**Requirement:** Search the records that follow and extract every line containing the string "خلاد".

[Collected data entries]
::::

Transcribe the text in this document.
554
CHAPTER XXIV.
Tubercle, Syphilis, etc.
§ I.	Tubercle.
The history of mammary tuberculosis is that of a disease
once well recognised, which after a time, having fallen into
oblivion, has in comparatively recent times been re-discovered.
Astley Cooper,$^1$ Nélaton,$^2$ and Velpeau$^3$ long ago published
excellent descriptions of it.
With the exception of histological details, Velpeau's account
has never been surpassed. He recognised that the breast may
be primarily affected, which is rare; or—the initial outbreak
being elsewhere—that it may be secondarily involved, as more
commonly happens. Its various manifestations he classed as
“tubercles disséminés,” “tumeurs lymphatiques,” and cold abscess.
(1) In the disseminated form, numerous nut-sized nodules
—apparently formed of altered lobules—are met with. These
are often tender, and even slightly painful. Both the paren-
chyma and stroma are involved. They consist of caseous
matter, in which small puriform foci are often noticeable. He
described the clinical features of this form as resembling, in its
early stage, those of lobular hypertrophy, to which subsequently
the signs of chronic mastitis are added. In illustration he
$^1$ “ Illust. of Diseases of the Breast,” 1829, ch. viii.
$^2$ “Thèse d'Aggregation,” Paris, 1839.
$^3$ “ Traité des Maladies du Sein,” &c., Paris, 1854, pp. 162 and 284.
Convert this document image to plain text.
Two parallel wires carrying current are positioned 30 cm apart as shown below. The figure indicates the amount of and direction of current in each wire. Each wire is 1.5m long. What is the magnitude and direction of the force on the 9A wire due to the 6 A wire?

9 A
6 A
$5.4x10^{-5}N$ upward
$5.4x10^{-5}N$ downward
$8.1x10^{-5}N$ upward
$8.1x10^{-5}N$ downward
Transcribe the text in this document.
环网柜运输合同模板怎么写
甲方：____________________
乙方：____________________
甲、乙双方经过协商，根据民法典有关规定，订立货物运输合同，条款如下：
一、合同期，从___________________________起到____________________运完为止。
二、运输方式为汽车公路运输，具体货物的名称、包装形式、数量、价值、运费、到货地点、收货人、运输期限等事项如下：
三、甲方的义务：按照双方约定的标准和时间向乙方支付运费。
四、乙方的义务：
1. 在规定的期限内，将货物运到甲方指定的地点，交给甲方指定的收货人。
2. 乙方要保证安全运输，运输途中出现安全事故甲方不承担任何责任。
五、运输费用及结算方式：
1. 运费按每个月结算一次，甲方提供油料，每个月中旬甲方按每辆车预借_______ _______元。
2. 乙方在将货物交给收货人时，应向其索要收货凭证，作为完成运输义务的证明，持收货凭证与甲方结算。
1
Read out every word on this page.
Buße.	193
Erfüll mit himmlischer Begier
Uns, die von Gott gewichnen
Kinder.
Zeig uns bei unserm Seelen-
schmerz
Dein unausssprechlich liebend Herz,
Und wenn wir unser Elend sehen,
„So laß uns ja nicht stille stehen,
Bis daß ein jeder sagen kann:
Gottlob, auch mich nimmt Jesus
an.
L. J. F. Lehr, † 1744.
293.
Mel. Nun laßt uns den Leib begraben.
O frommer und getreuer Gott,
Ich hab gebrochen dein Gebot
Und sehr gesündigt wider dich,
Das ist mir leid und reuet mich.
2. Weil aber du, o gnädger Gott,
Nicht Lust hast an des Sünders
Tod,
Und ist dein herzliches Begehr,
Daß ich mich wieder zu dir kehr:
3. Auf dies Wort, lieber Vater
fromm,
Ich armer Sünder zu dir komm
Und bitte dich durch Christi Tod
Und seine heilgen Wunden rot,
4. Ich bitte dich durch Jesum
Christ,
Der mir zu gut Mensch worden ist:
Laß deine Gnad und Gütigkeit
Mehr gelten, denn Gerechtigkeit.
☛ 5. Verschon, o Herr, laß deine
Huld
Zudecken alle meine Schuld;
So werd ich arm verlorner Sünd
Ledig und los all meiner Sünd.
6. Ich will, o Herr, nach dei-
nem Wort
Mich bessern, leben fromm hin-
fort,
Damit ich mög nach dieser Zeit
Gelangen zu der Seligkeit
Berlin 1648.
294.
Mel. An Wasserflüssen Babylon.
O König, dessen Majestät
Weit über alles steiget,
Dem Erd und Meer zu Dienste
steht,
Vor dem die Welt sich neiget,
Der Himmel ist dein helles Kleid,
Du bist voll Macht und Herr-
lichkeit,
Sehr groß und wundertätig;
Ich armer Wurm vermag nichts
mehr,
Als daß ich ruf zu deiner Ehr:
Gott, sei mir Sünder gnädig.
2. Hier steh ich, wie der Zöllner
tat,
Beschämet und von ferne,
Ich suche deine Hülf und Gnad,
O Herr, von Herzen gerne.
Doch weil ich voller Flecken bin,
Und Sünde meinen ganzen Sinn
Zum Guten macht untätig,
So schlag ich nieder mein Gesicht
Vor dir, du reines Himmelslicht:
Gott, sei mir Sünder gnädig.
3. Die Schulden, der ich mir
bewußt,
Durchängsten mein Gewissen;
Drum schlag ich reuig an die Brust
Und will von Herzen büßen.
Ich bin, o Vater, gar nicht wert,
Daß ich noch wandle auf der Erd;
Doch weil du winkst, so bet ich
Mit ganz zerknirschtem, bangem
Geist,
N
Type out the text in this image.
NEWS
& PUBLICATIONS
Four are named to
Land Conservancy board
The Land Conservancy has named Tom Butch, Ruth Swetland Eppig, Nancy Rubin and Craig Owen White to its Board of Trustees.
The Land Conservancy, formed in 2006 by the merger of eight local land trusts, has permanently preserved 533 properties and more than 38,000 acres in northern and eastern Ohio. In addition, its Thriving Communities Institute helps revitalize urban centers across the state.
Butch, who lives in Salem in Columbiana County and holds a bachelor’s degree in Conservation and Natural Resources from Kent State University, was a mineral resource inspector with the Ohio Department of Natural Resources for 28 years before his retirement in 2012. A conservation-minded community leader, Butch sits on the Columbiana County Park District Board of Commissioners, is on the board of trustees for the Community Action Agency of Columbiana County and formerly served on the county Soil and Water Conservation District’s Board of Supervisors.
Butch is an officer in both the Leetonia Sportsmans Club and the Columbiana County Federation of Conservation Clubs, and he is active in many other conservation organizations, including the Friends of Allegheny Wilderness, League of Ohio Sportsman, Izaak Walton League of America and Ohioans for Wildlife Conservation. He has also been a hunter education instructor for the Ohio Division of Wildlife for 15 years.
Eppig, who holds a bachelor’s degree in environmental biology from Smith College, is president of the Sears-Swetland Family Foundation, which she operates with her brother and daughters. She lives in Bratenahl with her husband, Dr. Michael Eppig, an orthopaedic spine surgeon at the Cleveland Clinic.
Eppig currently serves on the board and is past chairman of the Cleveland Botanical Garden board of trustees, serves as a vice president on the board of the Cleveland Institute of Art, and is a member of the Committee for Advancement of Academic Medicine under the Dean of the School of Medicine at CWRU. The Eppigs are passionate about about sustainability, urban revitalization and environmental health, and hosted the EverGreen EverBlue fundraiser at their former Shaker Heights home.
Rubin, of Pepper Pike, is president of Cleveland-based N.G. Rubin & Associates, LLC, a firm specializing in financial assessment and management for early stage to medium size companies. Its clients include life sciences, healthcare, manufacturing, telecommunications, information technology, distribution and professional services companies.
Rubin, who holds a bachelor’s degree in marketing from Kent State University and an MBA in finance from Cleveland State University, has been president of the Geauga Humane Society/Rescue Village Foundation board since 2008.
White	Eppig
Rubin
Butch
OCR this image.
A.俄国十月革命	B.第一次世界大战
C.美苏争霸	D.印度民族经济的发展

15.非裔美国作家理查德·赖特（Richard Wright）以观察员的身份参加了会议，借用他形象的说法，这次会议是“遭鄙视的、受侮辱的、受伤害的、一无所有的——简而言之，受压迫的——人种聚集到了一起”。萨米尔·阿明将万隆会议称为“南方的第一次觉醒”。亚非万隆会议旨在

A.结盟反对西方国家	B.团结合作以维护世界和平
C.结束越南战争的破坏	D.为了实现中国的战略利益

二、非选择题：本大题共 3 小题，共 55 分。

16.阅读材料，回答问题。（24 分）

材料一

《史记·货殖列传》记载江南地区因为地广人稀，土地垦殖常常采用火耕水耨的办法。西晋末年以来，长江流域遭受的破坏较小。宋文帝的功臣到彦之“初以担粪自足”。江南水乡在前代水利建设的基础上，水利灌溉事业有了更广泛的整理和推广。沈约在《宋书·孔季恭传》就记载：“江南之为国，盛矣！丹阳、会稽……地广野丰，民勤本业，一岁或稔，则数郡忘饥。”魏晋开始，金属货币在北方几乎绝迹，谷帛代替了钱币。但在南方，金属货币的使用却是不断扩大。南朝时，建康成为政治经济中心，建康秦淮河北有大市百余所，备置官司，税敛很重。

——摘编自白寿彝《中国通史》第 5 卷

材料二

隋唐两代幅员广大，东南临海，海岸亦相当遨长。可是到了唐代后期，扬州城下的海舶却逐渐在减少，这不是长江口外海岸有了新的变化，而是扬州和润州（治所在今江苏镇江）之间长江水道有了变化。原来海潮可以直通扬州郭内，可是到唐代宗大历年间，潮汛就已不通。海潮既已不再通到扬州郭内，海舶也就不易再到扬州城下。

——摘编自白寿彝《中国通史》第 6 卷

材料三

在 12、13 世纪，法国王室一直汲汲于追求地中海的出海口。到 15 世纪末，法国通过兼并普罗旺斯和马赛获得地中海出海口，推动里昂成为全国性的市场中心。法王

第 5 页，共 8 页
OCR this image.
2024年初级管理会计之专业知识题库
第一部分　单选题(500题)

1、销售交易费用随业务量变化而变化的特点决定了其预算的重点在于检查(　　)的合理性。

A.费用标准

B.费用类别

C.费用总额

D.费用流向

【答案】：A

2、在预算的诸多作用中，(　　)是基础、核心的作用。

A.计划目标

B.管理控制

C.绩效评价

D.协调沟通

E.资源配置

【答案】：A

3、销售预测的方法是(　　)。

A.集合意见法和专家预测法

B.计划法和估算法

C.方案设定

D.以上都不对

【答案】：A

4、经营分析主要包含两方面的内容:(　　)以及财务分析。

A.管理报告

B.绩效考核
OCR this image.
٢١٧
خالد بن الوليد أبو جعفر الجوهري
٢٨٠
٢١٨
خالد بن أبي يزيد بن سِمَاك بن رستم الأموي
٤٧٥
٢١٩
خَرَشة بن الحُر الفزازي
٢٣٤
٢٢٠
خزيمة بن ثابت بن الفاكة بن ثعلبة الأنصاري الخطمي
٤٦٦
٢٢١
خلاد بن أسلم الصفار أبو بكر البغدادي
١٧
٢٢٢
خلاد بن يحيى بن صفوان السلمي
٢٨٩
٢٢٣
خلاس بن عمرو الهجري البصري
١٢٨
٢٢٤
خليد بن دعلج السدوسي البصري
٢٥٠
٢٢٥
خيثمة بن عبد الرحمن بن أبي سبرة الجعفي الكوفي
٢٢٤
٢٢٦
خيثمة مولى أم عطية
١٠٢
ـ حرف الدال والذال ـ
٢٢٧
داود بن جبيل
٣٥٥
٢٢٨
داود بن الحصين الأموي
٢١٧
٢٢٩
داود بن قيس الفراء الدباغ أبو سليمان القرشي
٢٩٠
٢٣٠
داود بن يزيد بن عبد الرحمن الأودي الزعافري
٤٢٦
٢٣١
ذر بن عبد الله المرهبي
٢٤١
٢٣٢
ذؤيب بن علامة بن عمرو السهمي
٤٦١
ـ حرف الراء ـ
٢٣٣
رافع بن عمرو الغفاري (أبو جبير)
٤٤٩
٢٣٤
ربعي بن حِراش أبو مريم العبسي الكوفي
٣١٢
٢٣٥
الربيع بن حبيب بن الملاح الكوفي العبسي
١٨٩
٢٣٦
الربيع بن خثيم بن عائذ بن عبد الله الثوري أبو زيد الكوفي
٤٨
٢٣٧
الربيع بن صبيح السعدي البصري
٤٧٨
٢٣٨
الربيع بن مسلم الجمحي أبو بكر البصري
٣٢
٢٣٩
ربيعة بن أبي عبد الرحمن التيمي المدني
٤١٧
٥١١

::::

**Reply to the exercise:**
خلاد بن أسلم الصفار أبو بكر البغدادي
خلاد بن يحيى بن صفوان السلمي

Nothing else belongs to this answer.